▶ What to work on
Return every line below in which "dicho" appears.

** start Rows **

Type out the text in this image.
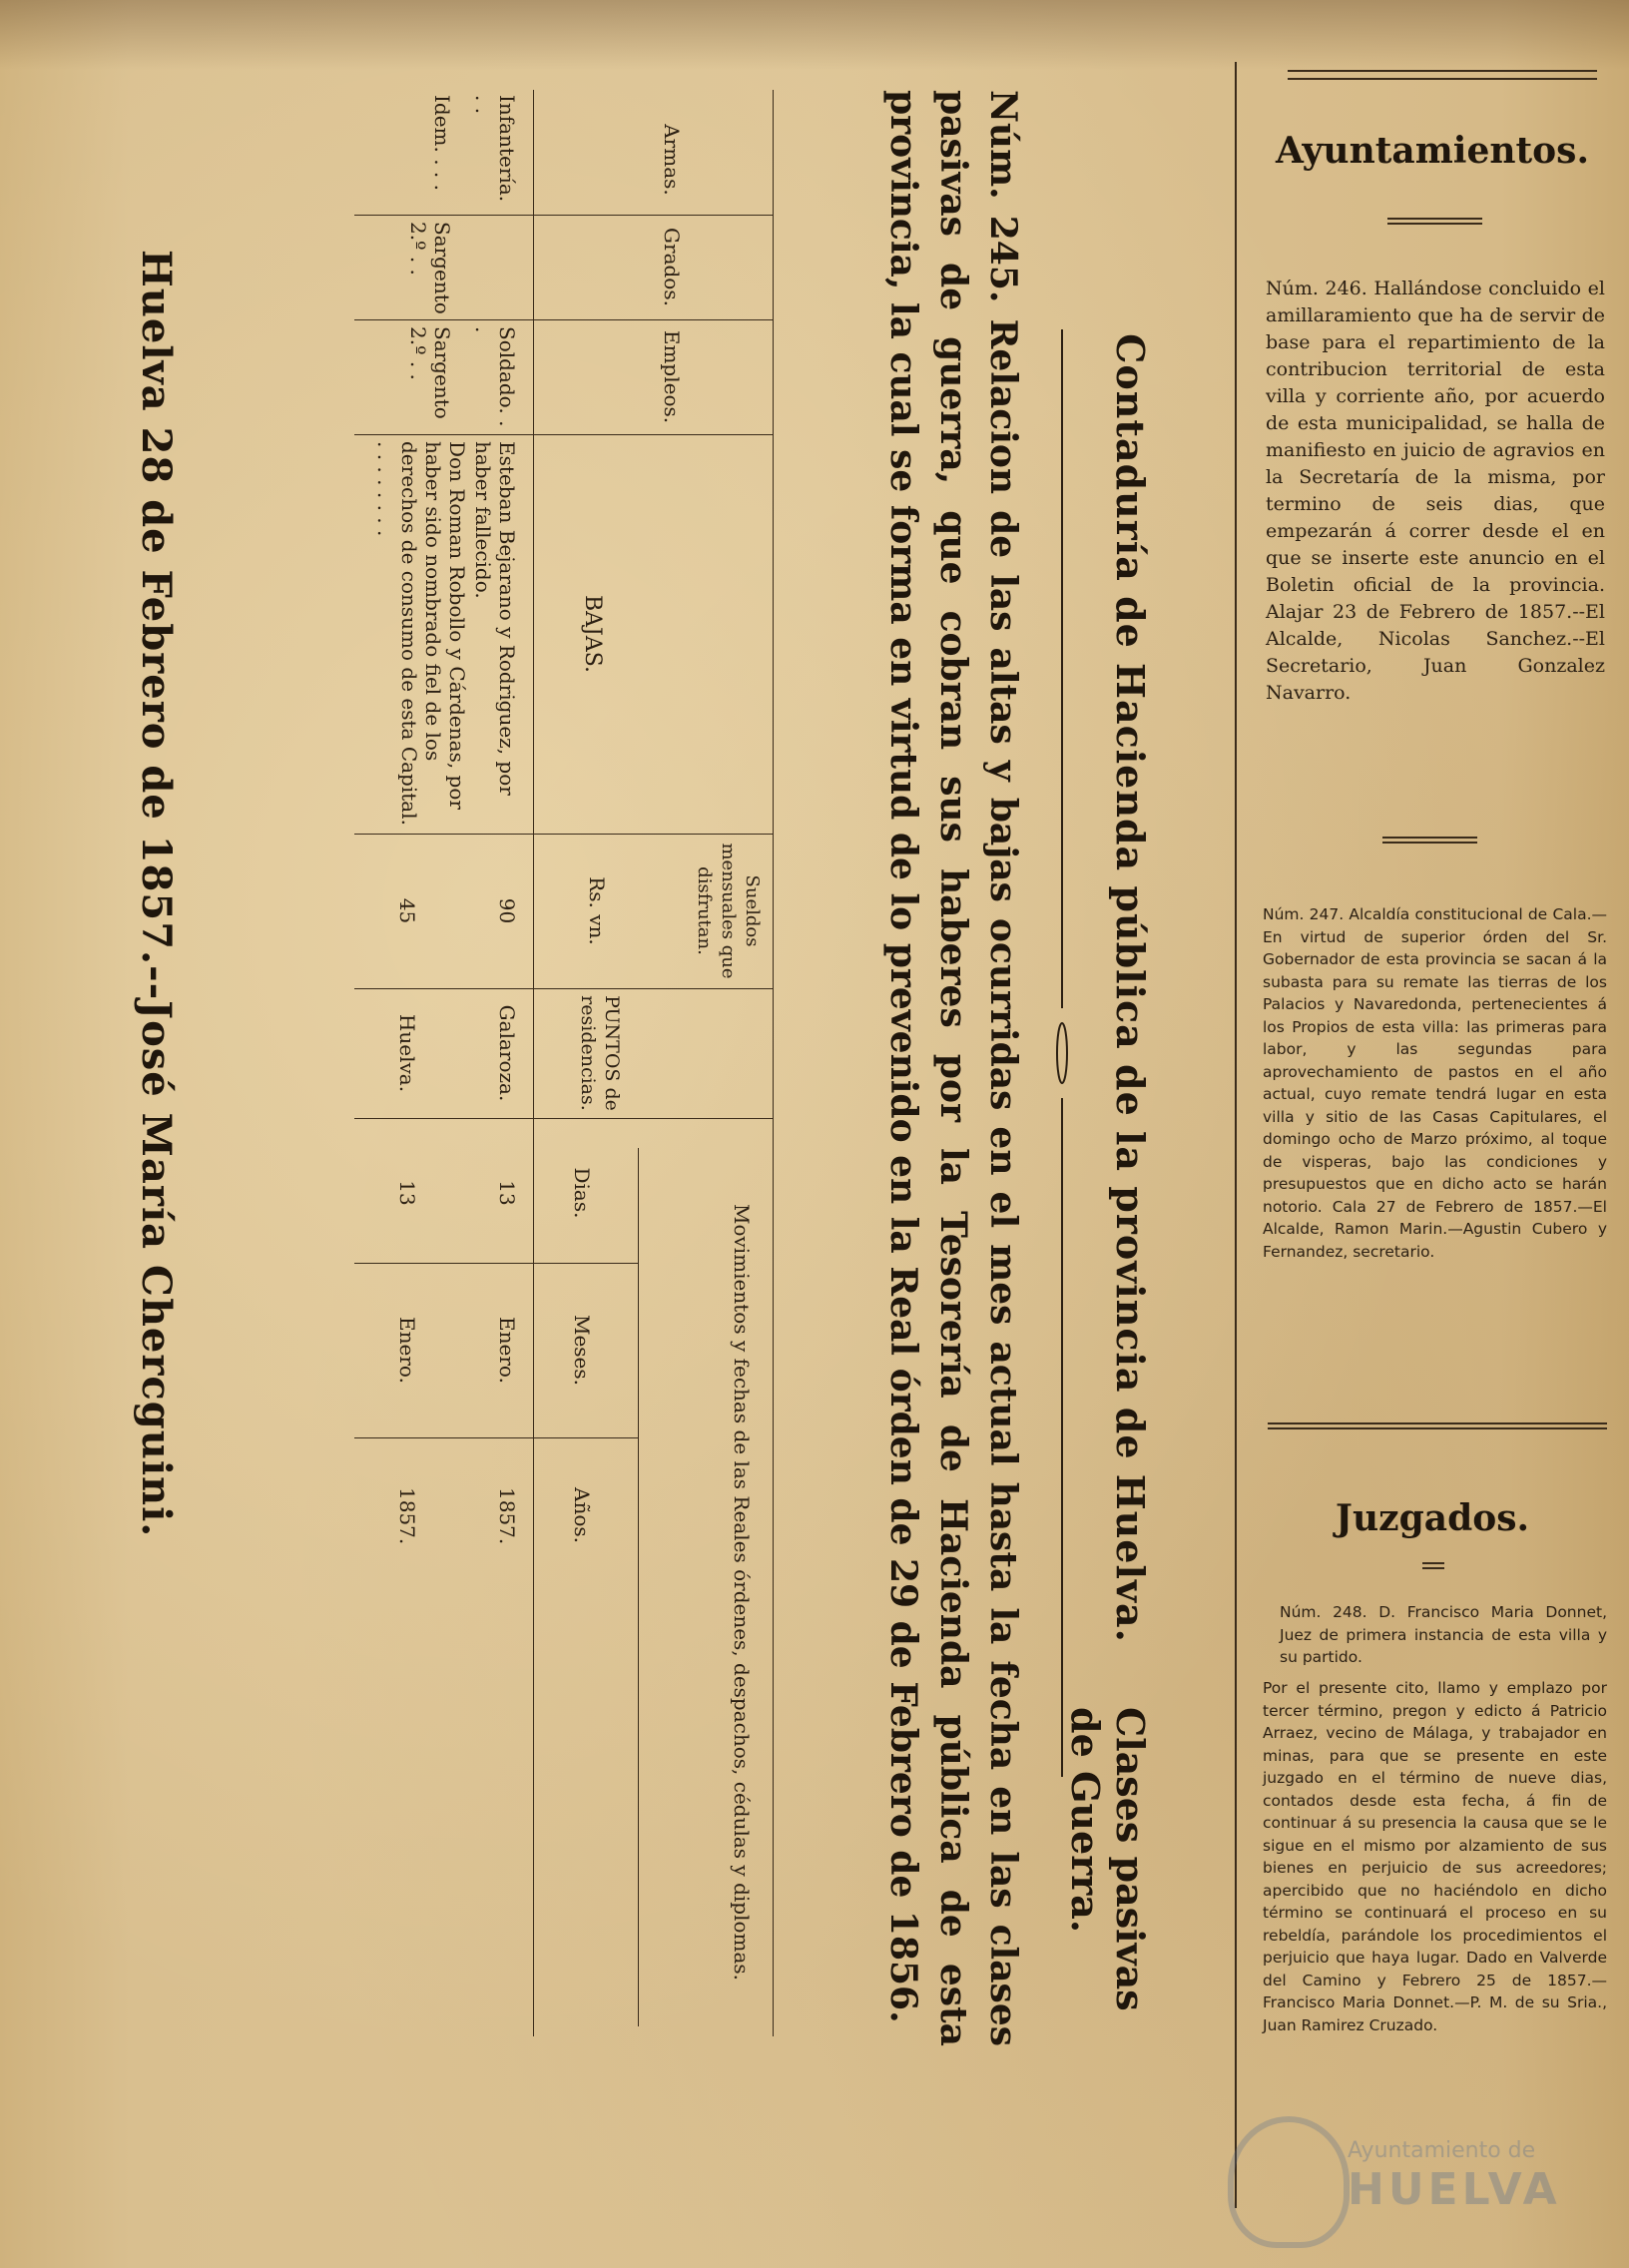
Contaduría de Hacienda pública de la provincia de Huelva.
Clases pasivas de Guerra.
Núm. 245. Relacion de las altas y bajas ocurridas en el mes actual hasta la fecha en las clases pasivas de guerra, que cobran sus haberes por la Tesorería de Hacienda pública de esta provincia, la cual se forma en virtud de lo prevenido en la Real órden de 29 de Febrero de 1856.
Armas.
Grados.
Empleos.
BAJAS.
Sueldos mensuales que disfrutan.
Rs. vn.
PUNTOS de residencias.
Movimientos y fechas de las Reales órdenes, despachos, cédulas y diplomas.
Dias.
Meses.
Años.
Infantería. . .
Soldado. . .
Esteban Bejarano y Rodriguez, por haber fallecido.
90
Galaroza.
13
Enero.
1857.
Idem. . . .
Sargento 2.º . .
Sargento 2.º . .
Don Roman Robollo y Cárdenas, por haber sido nombrado fiel de los derechos de consumo de esta Capital. . . . . . . . .
45
Huelva.
13
Enero.
1857.
Huelva 28 de Febrero de 1857.--José María Chercguini.
Ayuntamientos.
Núm. 246. Hallándose concluido el amillaramiento que ha de servir de base para el repartimiento de la contribucion territorial de esta villa y corriente año, por acuerdo de esta municipalidad, se halla de manifiesto en juicio de agravios en la Secretaría de la misma, por termino de seis dias, que empezarán á correr desde el en que se inserte este anuncio en el Boletin oficial de la provincia. Alajar 23 de Febrero de 1857.--El Alcalde, Nicolas Sanchez.--El Secretario, Juan Gonzalez Navarro.
Núm. 247. Alcaldía constitucional de Cala.—En virtud de superior órden del Sr. Gobernador de esta provincia se sacan á la subasta para su remate las tierras de los Palacios y Navaredonda, pertenecientes á los Propios de esta villa: las primeras para labor, y las segundas para aprovechamiento de pastos en el año actual, cuyo remate tendrá lugar en esta villa y sitio de las Casas Capitulares, el domingo ocho de Marzo próximo, al toque de visperas, bajo las condiciones y presupuestos que en dicho acto se harán notorio. Cala 27 de Febrero de 1857.—El Alcalde, Ramon Marin.—Agustin Cubero y Fernandez, secretario.
Juzgados.
Núm. 248. D. Francisco Maria Donnet, Juez de primera instancia de esta villa y su partido.
Por el presente cito, llamo y emplazo por tercer término, pregon y edicto á Patricio Arraez, vecino de Málaga, y trabajador en minas, para que se presente en este juzgado en el término de nueve dias, contados desde esta fecha, á fin de continuar á su presencia la causa que se le sigue en el mismo por alzamiento de sus bienes en perjuicio de sus acreedores; apercibido que no haciéndolo en dicho término se continuará el proceso en su rebeldía, parándole los procedimientos el perjuicio que haya lugar. Dado en Valverde del Camino y Febrero 25 de 1857.—Francisco Maria Donnet.—P. M. de su Sria., Juan Ramirez Cruzado.
Ayuntamiento de
HUELVA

** end Rows **

▶ Exercise answer
Núm. 247. Alcaldía constitucional de Cala.—En virtud de superior órden del Sr. Gobernador de esta provincia se sacan á la subasta para su remate las tierras de los Palacios y Navaredonda, pertenecientes á los Propios de esta villa: las primeras para labor, y las segundas para aprovechamiento de pastos en el año actual, cuyo remate tendrá lugar en esta villa y sitio de las Casas Capitulares, el domingo ocho de Marzo próximo, al toque de visperas, bajo las condiciones y presupuestos que en dicho acto se harán notorio. Cala 27 de Febrero de 1857.—El Alcalde, Ramon Marin.—Agustin Cubero y Fernandez, secretario.
Por el presente cito, llamo y emplazo por tercer término, pregon y edicto á Patricio Arraez, vecino de Málaga, y trabajador en minas, para que se presente en este juzgado en el término de nueve dias, contados desde esta fecha, á fin de continuar á su presencia la causa que se le sigue en el mismo por alzamiento de sus bienes en perjuicio de sus acreedores; apercibido que no haciéndolo en dicho término se continuará el proceso en su rebeldía, parándole los procedimientos el perjuicio que haya lugar. Dado en Valverde del Camino y Febrero 25 de 1857.—Francisco Maria Donnet.—P. M. de su Sria., Juan Ramirez Cruzado.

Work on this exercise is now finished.